» **PROMPT**:
Would you write out the listing verbatim and skip every picture in it?

» **RECORDS FOR THE TASK**:
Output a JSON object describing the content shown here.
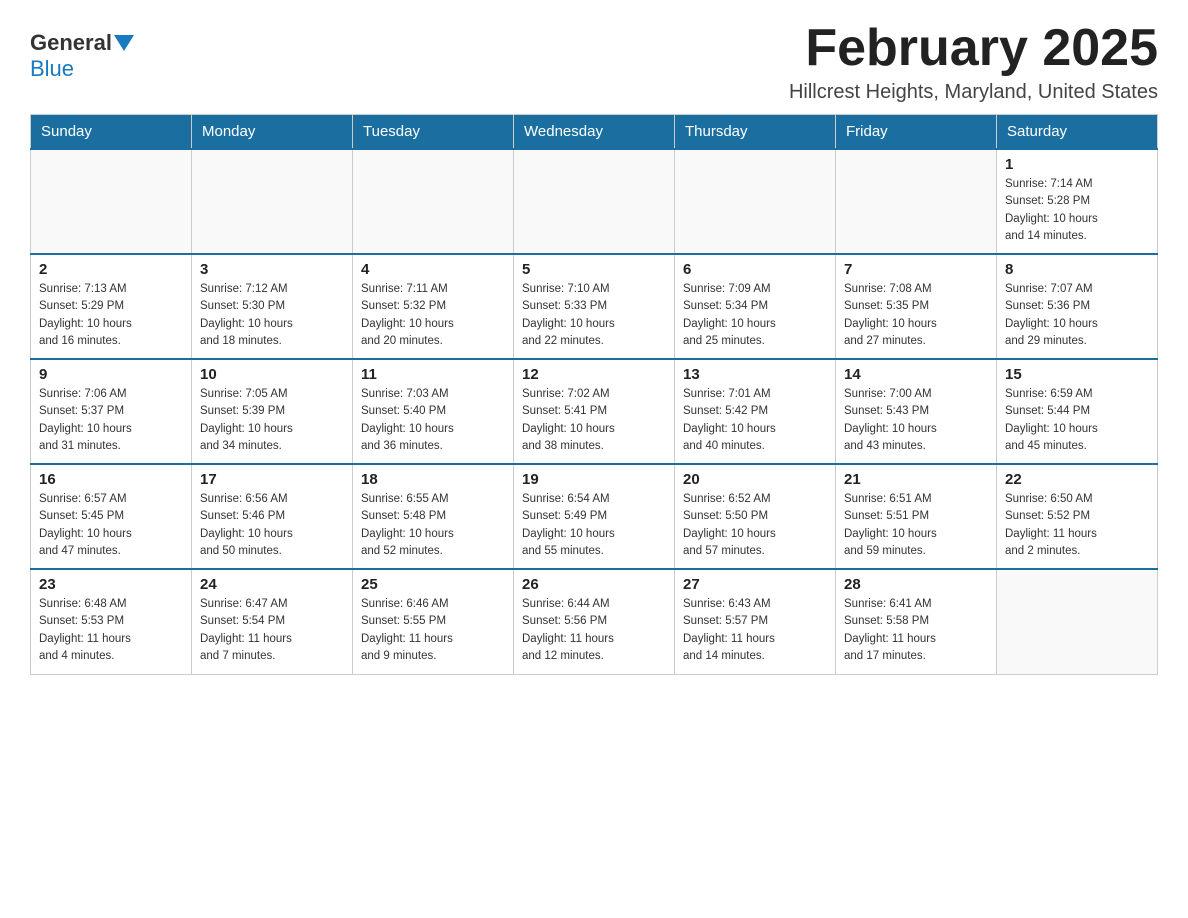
{
  "logo": {
    "general": "General",
    "blue": "Blue"
  },
  "title": "February 2025",
  "location": "Hillcrest Heights, Maryland, United States",
  "days_of_week": [
    "Sunday",
    "Monday",
    "Tuesday",
    "Wednesday",
    "Thursday",
    "Friday",
    "Saturday"
  ],
  "weeks": [
    [
      {
        "day": "",
        "info": ""
      },
      {
        "day": "",
        "info": ""
      },
      {
        "day": "",
        "info": ""
      },
      {
        "day": "",
        "info": ""
      },
      {
        "day": "",
        "info": ""
      },
      {
        "day": "",
        "info": ""
      },
      {
        "day": "1",
        "info": "Sunrise: 7:14 AM\nSunset: 5:28 PM\nDaylight: 10 hours\nand 14 minutes."
      }
    ],
    [
      {
        "day": "2",
        "info": "Sunrise: 7:13 AM\nSunset: 5:29 PM\nDaylight: 10 hours\nand 16 minutes."
      },
      {
        "day": "3",
        "info": "Sunrise: 7:12 AM\nSunset: 5:30 PM\nDaylight: 10 hours\nand 18 minutes."
      },
      {
        "day": "4",
        "info": "Sunrise: 7:11 AM\nSunset: 5:32 PM\nDaylight: 10 hours\nand 20 minutes."
      },
      {
        "day": "5",
        "info": "Sunrise: 7:10 AM\nSunset: 5:33 PM\nDaylight: 10 hours\nand 22 minutes."
      },
      {
        "day": "6",
        "info": "Sunrise: 7:09 AM\nSunset: 5:34 PM\nDaylight: 10 hours\nand 25 minutes."
      },
      {
        "day": "7",
        "info": "Sunrise: 7:08 AM\nSunset: 5:35 PM\nDaylight: 10 hours\nand 27 minutes."
      },
      {
        "day": "8",
        "info": "Sunrise: 7:07 AM\nSunset: 5:36 PM\nDaylight: 10 hours\nand 29 minutes."
      }
    ],
    [
      {
        "day": "9",
        "info": "Sunrise: 7:06 AM\nSunset: 5:37 PM\nDaylight: 10 hours\nand 31 minutes."
      },
      {
        "day": "10",
        "info": "Sunrise: 7:05 AM\nSunset: 5:39 PM\nDaylight: 10 hours\nand 34 minutes."
      },
      {
        "day": "11",
        "info": "Sunrise: 7:03 AM\nSunset: 5:40 PM\nDaylight: 10 hours\nand 36 minutes."
      },
      {
        "day": "12",
        "info": "Sunrise: 7:02 AM\nSunset: 5:41 PM\nDaylight: 10 hours\nand 38 minutes."
      },
      {
        "day": "13",
        "info": "Sunrise: 7:01 AM\nSunset: 5:42 PM\nDaylight: 10 hours\nand 40 minutes."
      },
      {
        "day": "14",
        "info": "Sunrise: 7:00 AM\nSunset: 5:43 PM\nDaylight: 10 hours\nand 43 minutes."
      },
      {
        "day": "15",
        "info": "Sunrise: 6:59 AM\nSunset: 5:44 PM\nDaylight: 10 hours\nand 45 minutes."
      }
    ],
    [
      {
        "day": "16",
        "info": "Sunrise: 6:57 AM\nSunset: 5:45 PM\nDaylight: 10 hours\nand 47 minutes."
      },
      {
        "day": "17",
        "info": "Sunrise: 6:56 AM\nSunset: 5:46 PM\nDaylight: 10 hours\nand 50 minutes."
      },
      {
        "day": "18",
        "info": "Sunrise: 6:55 AM\nSunset: 5:48 PM\nDaylight: 10 hours\nand 52 minutes."
      },
      {
        "day": "19",
        "info": "Sunrise: 6:54 AM\nSunset: 5:49 PM\nDaylight: 10 hours\nand 55 minutes."
      },
      {
        "day": "20",
        "info": "Sunrise: 6:52 AM\nSunset: 5:50 PM\nDaylight: 10 hours\nand 57 minutes."
      },
      {
        "day": "21",
        "info": "Sunrise: 6:51 AM\nSunset: 5:51 PM\nDaylight: 10 hours\nand 59 minutes."
      },
      {
        "day": "22",
        "info": "Sunrise: 6:50 AM\nSunset: 5:52 PM\nDaylight: 11 hours\nand 2 minutes."
      }
    ],
    [
      {
        "day": "23",
        "info": "Sunrise: 6:48 AM\nSunset: 5:53 PM\nDaylight: 11 hours\nand 4 minutes."
      },
      {
        "day": "24",
        "info": "Sunrise: 6:47 AM\nSunset: 5:54 PM\nDaylight: 11 hours\nand 7 minutes."
      },
      {
        "day": "25",
        "info": "Sunrise: 6:46 AM\nSunset: 5:55 PM\nDaylight: 11 hours\nand 9 minutes."
      },
      {
        "day": "26",
        "info": "Sunrise: 6:44 AM\nSunset: 5:56 PM\nDaylight: 11 hours\nand 12 minutes."
      },
      {
        "day": "27",
        "info": "Sunrise: 6:43 AM\nSunset: 5:57 PM\nDaylight: 11 hours\nand 14 minutes."
      },
      {
        "day": "28",
        "info": "Sunrise: 6:41 AM\nSunset: 5:58 PM\nDaylight: 11 hours\nand 17 minutes."
      },
      {
        "day": "",
        "info": ""
      }
    ]
  ]
}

» **WORKED ANSWER**:
Output a JSON object describing the content shown here.
{
  "logo": {
    "general": "General",
    "blue": "Blue"
  },
  "title": "February 2025",
  "location": "Hillcrest Heights, Maryland, United States",
  "days_of_week": [
    "Sunday",
    "Monday",
    "Tuesday",
    "Wednesday",
    "Thursday",
    "Friday",
    "Saturday"
  ],
  "weeks": [
    [
      {
        "day": "",
        "info": ""
      },
      {
        "day": "",
        "info": ""
      },
      {
        "day": "",
        "info": ""
      },
      {
        "day": "",
        "info": ""
      },
      {
        "day": "",
        "info": ""
      },
      {
        "day": "",
        "info": ""
      },
      {
        "day": "1",
        "info": "Sunrise: 7:14 AM\nSunset: 5:28 PM\nDaylight: 10 hours\nand 14 minutes."
      }
    ],
    [
      {
        "day": "2",
        "info": "Sunrise: 7:13 AM\nSunset: 5:29 PM\nDaylight: 10 hours\nand 16 minutes."
      },
      {
        "day": "3",
        "info": "Sunrise: 7:12 AM\nSunset: 5:30 PM\nDaylight: 10 hours\nand 18 minutes."
      },
      {
        "day": "4",
        "info": "Sunrise: 7:11 AM\nSunset: 5:32 PM\nDaylight: 10 hours\nand 20 minutes."
      },
      {
        "day": "5",
        "info": "Sunrise: 7:10 AM\nSunset: 5:33 PM\nDaylight: 10 hours\nand 22 minutes."
      },
      {
        "day": "6",
        "info": "Sunrise: 7:09 AM\nSunset: 5:34 PM\nDaylight: 10 hours\nand 25 minutes."
      },
      {
        "day": "7",
        "info": "Sunrise: 7:08 AM\nSunset: 5:35 PM\nDaylight: 10 hours\nand 27 minutes."
      },
      {
        "day": "8",
        "info": "Sunrise: 7:07 AM\nSunset: 5:36 PM\nDaylight: 10 hours\nand 29 minutes."
      }
    ],
    [
      {
        "day": "9",
        "info": "Sunrise: 7:06 AM\nSunset: 5:37 PM\nDaylight: 10 hours\nand 31 minutes."
      },
      {
        "day": "10",
        "info": "Sunrise: 7:05 AM\nSunset: 5:39 PM\nDaylight: 10 hours\nand 34 minutes."
      },
      {
        "day": "11",
        "info": "Sunrise: 7:03 AM\nSunset: 5:40 PM\nDaylight: 10 hours\nand 36 minutes."
      },
      {
        "day": "12",
        "info": "Sunrise: 7:02 AM\nSunset: 5:41 PM\nDaylight: 10 hours\nand 38 minutes."
      },
      {
        "day": "13",
        "info": "Sunrise: 7:01 AM\nSunset: 5:42 PM\nDaylight: 10 hours\nand 40 minutes."
      },
      {
        "day": "14",
        "info": "Sunrise: 7:00 AM\nSunset: 5:43 PM\nDaylight: 10 hours\nand 43 minutes."
      },
      {
        "day": "15",
        "info": "Sunrise: 6:59 AM\nSunset: 5:44 PM\nDaylight: 10 hours\nand 45 minutes."
      }
    ],
    [
      {
        "day": "16",
        "info": "Sunrise: 6:57 AM\nSunset: 5:45 PM\nDaylight: 10 hours\nand 47 minutes."
      },
      {
        "day": "17",
        "info": "Sunrise: 6:56 AM\nSunset: 5:46 PM\nDaylight: 10 hours\nand 50 minutes."
      },
      {
        "day": "18",
        "info": "Sunrise: 6:55 AM\nSunset: 5:48 PM\nDaylight: 10 hours\nand 52 minutes."
      },
      {
        "day": "19",
        "info": "Sunrise: 6:54 AM\nSunset: 5:49 PM\nDaylight: 10 hours\nand 55 minutes."
      },
      {
        "day": "20",
        "info": "Sunrise: 6:52 AM\nSunset: 5:50 PM\nDaylight: 10 hours\nand 57 minutes."
      },
      {
        "day": "21",
        "info": "Sunrise: 6:51 AM\nSunset: 5:51 PM\nDaylight: 10 hours\nand 59 minutes."
      },
      {
        "day": "22",
        "info": "Sunrise: 6:50 AM\nSunset: 5:52 PM\nDaylight: 11 hours\nand 2 minutes."
      }
    ],
    [
      {
        "day": "23",
        "info": "Sunrise: 6:48 AM\nSunset: 5:53 PM\nDaylight: 11 hours\nand 4 minutes."
      },
      {
        "day": "24",
        "info": "Sunrise: 6:47 AM\nSunset: 5:54 PM\nDaylight: 11 hours\nand 7 minutes."
      },
      {
        "day": "25",
        "info": "Sunrise: 6:46 AM\nSunset: 5:55 PM\nDaylight: 11 hours\nand 9 minutes."
      },
      {
        "day": "26",
        "info": "Sunrise: 6:44 AM\nSunset: 5:56 PM\nDaylight: 11 hours\nand 12 minutes."
      },
      {
        "day": "27",
        "info": "Sunrise: 6:43 AM\nSunset: 5:57 PM\nDaylight: 11 hours\nand 14 minutes."
      },
      {
        "day": "28",
        "info": "Sunrise: 6:41 AM\nSunset: 5:58 PM\nDaylight: 11 hours\nand 17 minutes."
      },
      {
        "day": "",
        "info": ""
      }
    ]
  ]
}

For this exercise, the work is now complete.